— start Dataset extract —

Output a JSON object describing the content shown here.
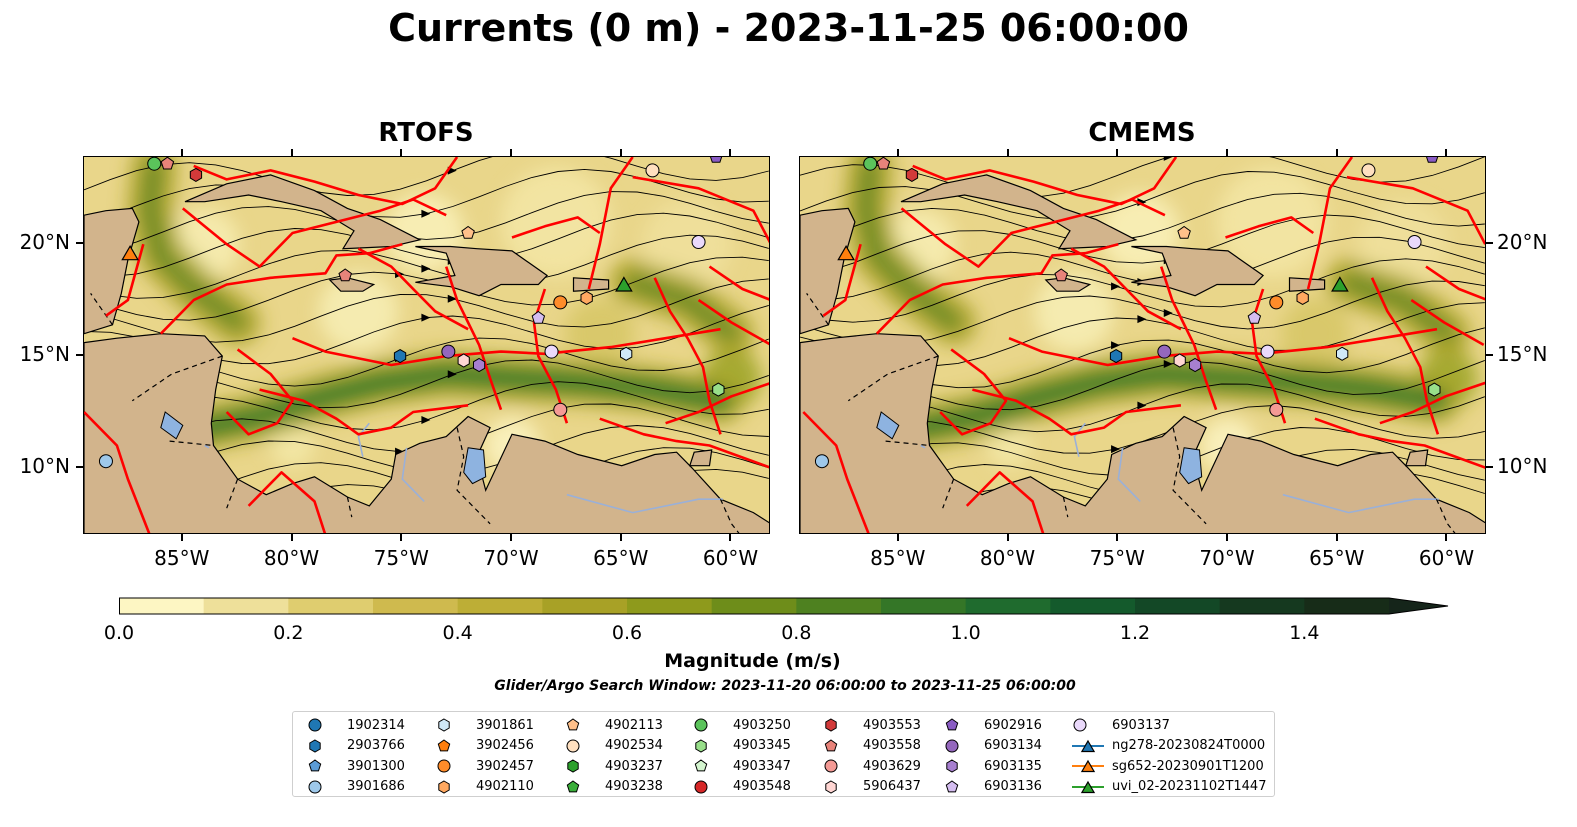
{
  "figure": {
    "title": "Currents (0 m) - 2023-11-25 06:00:00",
    "search_window": "Glider/Argo Search Window: 2023-11-20 06:00:00 to 2023-11-25 06:00:00"
  },
  "chart_data": {
    "type": "map",
    "panels": [
      {
        "name": "RTOFS"
      },
      {
        "name": "CMEMS"
      }
    ],
    "extent": {
      "lon": [
        -89.5,
        -58.2
      ],
      "lat": [
        7.0,
        23.9
      ]
    },
    "lon_ticks": [
      {
        "value": -85,
        "label": "85°W"
      },
      {
        "value": -80,
        "label": "80°W"
      },
      {
        "value": -75,
        "label": "75°W"
      },
      {
        "value": -70,
        "label": "70°W"
      },
      {
        "value": -65,
        "label": "65°W"
      },
      {
        "value": -60,
        "label": "60°W"
      }
    ],
    "lat_ticks": [
      {
        "value": 20,
        "label": "20°N"
      },
      {
        "value": 15,
        "label": "15°N"
      },
      {
        "value": 10,
        "label": "10°N"
      }
    ],
    "colorbar": {
      "label": "Magnitude (m/s)",
      "range": [
        0.0,
        1.5
      ],
      "extend": "max",
      "ticks": [
        "0.0",
        "0.2",
        "0.4",
        "0.6",
        "0.8",
        "1.0",
        "1.2",
        "1.4"
      ],
      "tick_values": [
        0.0,
        0.2,
        0.4,
        0.6,
        0.8,
        1.0,
        1.2,
        1.4
      ],
      "colors": [
        "#fdf6c3",
        "#eee09a",
        "#dfcd6f",
        "#cfba4e",
        "#bdae36",
        "#a8a126",
        "#8e9a1c",
        "#6e8d1a",
        "#4e8120",
        "#347627",
        "#1f6b2e",
        "#145a2c",
        "#134826",
        "#15391f",
        "#172c18"
      ]
    },
    "colors": {
      "land": "#d2b48c",
      "boundary": "#ff0000",
      "lake": "#8eb3e0",
      "river": "#9ab0d8"
    },
    "observations": [
      {
        "id": "1902314",
        "marker": "circle",
        "color": "#1f77b4"
      },
      {
        "id": "2903766",
        "marker": "hexagon",
        "color": "#1f77b4"
      },
      {
        "id": "3901300",
        "marker": "pentagon",
        "color": "#5b9bd5"
      },
      {
        "id": "3901686",
        "marker": "circle",
        "color": "#9ec8ea"
      },
      {
        "id": "3901861",
        "marker": "hexagon",
        "color": "#cfe8f7"
      },
      {
        "id": "3902456",
        "marker": "pentagon",
        "color": "#ff7f0e"
      },
      {
        "id": "3902457",
        "marker": "circle",
        "color": "#ff8c2a"
      },
      {
        "id": "4902110",
        "marker": "hexagon",
        "color": "#ffa860"
      },
      {
        "id": "4902113",
        "marker": "pentagon",
        "color": "#ffc08a"
      },
      {
        "id": "4902534",
        "marker": "circle",
        "color": "#ffe0c0"
      },
      {
        "id": "4903237",
        "marker": "hexagon",
        "color": "#2ca02c"
      },
      {
        "id": "4903238",
        "marker": "pentagon",
        "color": "#3aae3a"
      },
      {
        "id": "4903250",
        "marker": "circle",
        "color": "#5bc35b"
      },
      {
        "id": "4903345",
        "marker": "hexagon",
        "color": "#98df8a"
      },
      {
        "id": "4903347",
        "marker": "pentagon",
        "color": "#d4f5cf"
      },
      {
        "id": "4903548",
        "marker": "circle",
        "color": "#d62728"
      },
      {
        "id": "4903553",
        "marker": "hexagon",
        "color": "#d23a3a"
      },
      {
        "id": "4903558",
        "marker": "pentagon",
        "color": "#e8837a"
      },
      {
        "id": "4903629",
        "marker": "circle",
        "color": "#f49a95"
      },
      {
        "id": "5906437",
        "marker": "hexagon",
        "color": "#ffd6d3"
      },
      {
        "id": "6902916",
        "marker": "pentagon",
        "color": "#8a5cc4"
      },
      {
        "id": "6903134",
        "marker": "circle",
        "color": "#9467bd"
      },
      {
        "id": "6903135",
        "marker": "hexagon",
        "color": "#a77fd0"
      },
      {
        "id": "6903136",
        "marker": "pentagon",
        "color": "#d4bdf0"
      },
      {
        "id": "6903137",
        "marker": "circle",
        "color": "#ead9fb"
      },
      {
        "id": "ng278-20230824T0000",
        "marker": "triangle",
        "color": "#1f77b4"
      },
      {
        "id": "sg652-20230901T1200",
        "marker": "triangle",
        "color": "#ff7f0e"
      },
      {
        "id": "uvi_02-20231102T1447",
        "marker": "triangle",
        "color": "#2ca02c"
      }
    ],
    "observation_positions": [
      {
        "id": "3901686",
        "lon": -88.5,
        "lat": 10.3
      },
      {
        "id": "sg652-20230901T1200",
        "lon": -87.4,
        "lat": 19.6
      },
      {
        "id": "4903250",
        "lon": -86.3,
        "lat": 23.6
      },
      {
        "id": "4903558",
        "lon": -85.7,
        "lat": 23.6
      },
      {
        "id": "4903553",
        "lon": -84.4,
        "lat": 23.1
      },
      {
        "id": "4903558",
        "lon": -77.6,
        "lat": 18.6
      },
      {
        "id": "2903766",
        "lon": -75.1,
        "lat": 15.0
      },
      {
        "id": "4902113",
        "lon": -72.0,
        "lat": 20.5
      },
      {
        "id": "6903134",
        "lon": -72.9,
        "lat": 15.2
      },
      {
        "id": "5906437",
        "lon": -72.2,
        "lat": 14.8
      },
      {
        "id": "6903135",
        "lon": -71.5,
        "lat": 14.6
      },
      {
        "id": "6903136",
        "lon": -68.8,
        "lat": 16.7
      },
      {
        "id": "6903137",
        "lon": -68.2,
        "lat": 15.2
      },
      {
        "id": "3902457",
        "lon": -67.8,
        "lat": 17.4
      },
      {
        "id": "4902110",
        "lon": -66.6,
        "lat": 17.6
      },
      {
        "id": "4903629",
        "lon": -67.8,
        "lat": 12.6
      },
      {
        "id": "uvi_02-20231102T1447",
        "lon": -64.9,
        "lat": 18.2
      },
      {
        "id": "3901861",
        "lon": -64.8,
        "lat": 15.1
      },
      {
        "id": "4903345",
        "lon": -60.6,
        "lat": 13.5
      },
      {
        "id": "6903137",
        "lon": -61.5,
        "lat": 20.1
      },
      {
        "id": "4902534",
        "lon": -63.6,
        "lat": 23.3
      },
      {
        "id": "6902916",
        "lon": -60.7,
        "lat": 23.9
      }
    ]
  }
}
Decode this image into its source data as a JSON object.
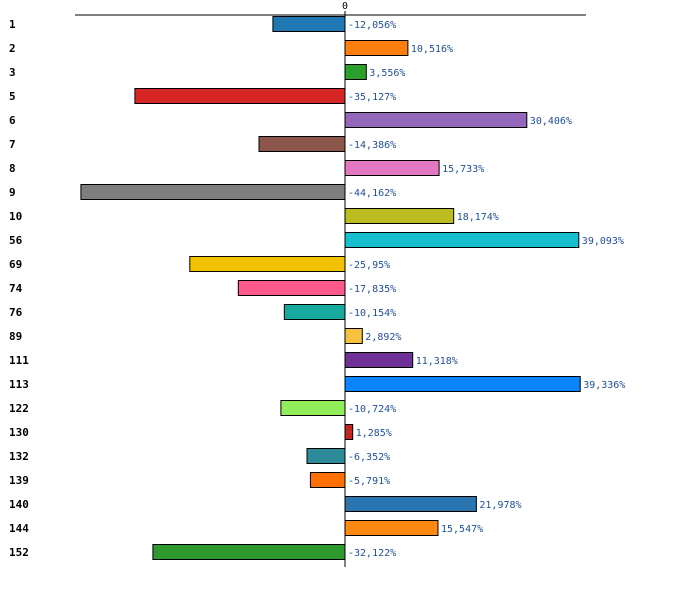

— end Dataset extract —

— What this task involves —
Reproduce the records, all of them, word for word; omit the pictures.

— Task response —
Output a JSON object describing the content shown here.
{
  "figure": {
    "title": "Currents (0 m) - 2023-11-25 06:00:00",
    "search_window": "Glider/Argo Search Window: 2023-11-20 06:00:00 to 2023-11-25 06:00:00"
  },
  "chart_data": {
    "type": "map",
    "panels": [
      {
        "name": "RTOFS"
      },
      {
        "name": "CMEMS"
      }
    ],
    "extent": {
      "lon": [
        -89.5,
        -58.2
      ],
      "lat": [
        7.0,
        23.9
      ]
    },
    "lon_ticks": [
      {
        "value": -85,
        "label": "85°W"
      },
      {
        "value": -80,
        "label": "80°W"
      },
      {
        "value": -75,
        "label": "75°W"
      },
      {
        "value": -70,
        "label": "70°W"
      },
      {
        "value": -65,
        "label": "65°W"
      },
      {
        "value": -60,
        "label": "60°W"
      }
    ],
    "lat_ticks": [
      {
        "value": 20,
        "label": "20°N"
      },
      {
        "value": 15,
        "label": "15°N"
      },
      {
        "value": 10,
        "label": "10°N"
      }
    ],
    "colorbar": {
      "label": "Magnitude (m/s)",
      "range": [
        0.0,
        1.5
      ],
      "extend": "max",
      "ticks": [
        "0.0",
        "0.2",
        "0.4",
        "0.6",
        "0.8",
        "1.0",
        "1.2",
        "1.4"
      ],
      "tick_values": [
        0.0,
        0.2,
        0.4,
        0.6,
        0.8,
        1.0,
        1.2,
        1.4
      ],
      "colors": [
        "#fdf6c3",
        "#eee09a",
        "#dfcd6f",
        "#cfba4e",
        "#bdae36",
        "#a8a126",
        "#8e9a1c",
        "#6e8d1a",
        "#4e8120",
        "#347627",
        "#1f6b2e",
        "#145a2c",
        "#134826",
        "#15391f",
        "#172c18"
      ]
    },
    "colors": {
      "land": "#d2b48c",
      "boundary": "#ff0000",
      "lake": "#8eb3e0",
      "river": "#9ab0d8"
    },
    "observations": [
      {
        "id": "1902314",
        "marker": "circle",
        "color": "#1f77b4"
      },
      {
        "id": "2903766",
        "marker": "hexagon",
        "color": "#1f77b4"
      },
      {
        "id": "3901300",
        "marker": "pentagon",
        "color": "#5b9bd5"
      },
      {
        "id": "3901686",
        "marker": "circle",
        "color": "#9ec8ea"
      },
      {
        "id": "3901861",
        "marker": "hexagon",
        "color": "#cfe8f7"
      },
      {
        "id": "3902456",
        "marker": "pentagon",
        "color": "#ff7f0e"
      },
      {
        "id": "3902457",
        "marker": "circle",
        "color": "#ff8c2a"
      },
      {
        "id": "4902110",
        "marker": "hexagon",
        "color": "#ffa860"
      },
      {
        "id": "4902113",
        "marker": "pentagon",
        "color": "#ffc08a"
      },
      {
        "id": "4902534",
        "marker": "circle",
        "color": "#ffe0c0"
      },
      {
        "id": "4903237",
        "marker": "hexagon",
        "color": "#2ca02c"
      },
      {
        "id": "4903238",
        "marker": "pentagon",
        "color": "#3aae3a"
      },
      {
        "id": "4903250",
        "marker": "circle",
        "color": "#5bc35b"
      },
      {
        "id": "4903345",
        "marker": "hexagon",
        "color": "#98df8a"
      },
      {
        "id": "4903347",
        "marker": "pentagon",
        "color": "#d4f5cf"
      },
      {
        "id": "4903548",
        "marker": "circle",
        "color": "#d62728"
      },
      {
        "id": "4903553",
        "marker": "hexagon",
        "color": "#d23a3a"
      },
      {
        "id": "4903558",
        "marker": "pentagon",
        "color": "#e8837a"
      },
      {
        "id": "4903629",
        "marker": "circle",
        "color": "#f49a95"
      },
      {
        "id": "5906437",
        "marker": "hexagon",
        "color": "#ffd6d3"
      },
      {
        "id": "6902916",
        "marker": "pentagon",
        "color": "#8a5cc4"
      },
      {
        "id": "6903134",
        "marker": "circle",
        "color": "#9467bd"
      },
      {
        "id": "6903135",
        "marker": "hexagon",
        "color": "#a77fd0"
      },
      {
        "id": "6903136",
        "marker": "pentagon",
        "color": "#d4bdf0"
      },
      {
        "id": "6903137",
        "marker": "circle",
        "color": "#ead9fb"
      },
      {
        "id": "ng278-20230824T0000",
        "marker": "triangle",
        "color": "#1f77b4"
      },
      {
        "id": "sg652-20230901T1200",
        "marker": "triangle",
        "color": "#ff7f0e"
      },
      {
        "id": "uvi_02-20231102T1447",
        "marker": "triangle",
        "color": "#2ca02c"
      }
    ],
    "observation_positions": [
      {
        "id": "3901686",
        "lon": -88.5,
        "lat": 10.3
      },
      {
        "id": "sg652-20230901T1200",
        "lon": -87.4,
        "lat": 19.6
      },
      {
        "id": "4903250",
        "lon": -86.3,
        "lat": 23.6
      },
      {
        "id": "4903558",
        "lon": -85.7,
        "lat": 23.6
      },
      {
        "id": "4903553",
        "lon": -84.4,
        "lat": 23.1
      },
      {
        "id": "4903558",
        "lon": -77.6,
        "lat": 18.6
      },
      {
        "id": "2903766",
        "lon": -75.1,
        "lat": 15.0
      },
      {
        "id": "4902113",
        "lon": -72.0,
        "lat": 20.5
      },
      {
        "id": "6903134",
        "lon": -72.9,
        "lat": 15.2
      },
      {
        "id": "5906437",
        "lon": -72.2,
        "lat": 14.8
      },
      {
        "id": "6903135",
        "lon": -71.5,
        "lat": 14.6
      },
      {
        "id": "6903136",
        "lon": -68.8,
        "lat": 16.7
      },
      {
        "id": "6903137",
        "lon": -68.2,
        "lat": 15.2
      },
      {
        "id": "3902457",
        "lon": -67.8,
        "lat": 17.4
      },
      {
        "id": "4902110",
        "lon": -66.6,
        "lat": 17.6
      },
      {
        "id": "4903629",
        "lon": -67.8,
        "lat": 12.6
      },
      {
        "id": "uvi_02-20231102T1447",
        "lon": -64.9,
        "lat": 18.2
      },
      {
        "id": "3901861",
        "lon": -64.8,
        "lat": 15.1
      },
      {
        "id": "4903345",
        "lon": -60.6,
        "lat": 13.5
      },
      {
        "id": "6903137",
        "lon": -61.5,
        "lat": 20.1
      },
      {
        "id": "4902534",
        "lon": -63.6,
        "lat": 23.3
      },
      {
        "id": "6902916",
        "lon": -60.7,
        "lat": 23.9
      }
    ]
  }
}
Decode this image into its source data as a JSON object.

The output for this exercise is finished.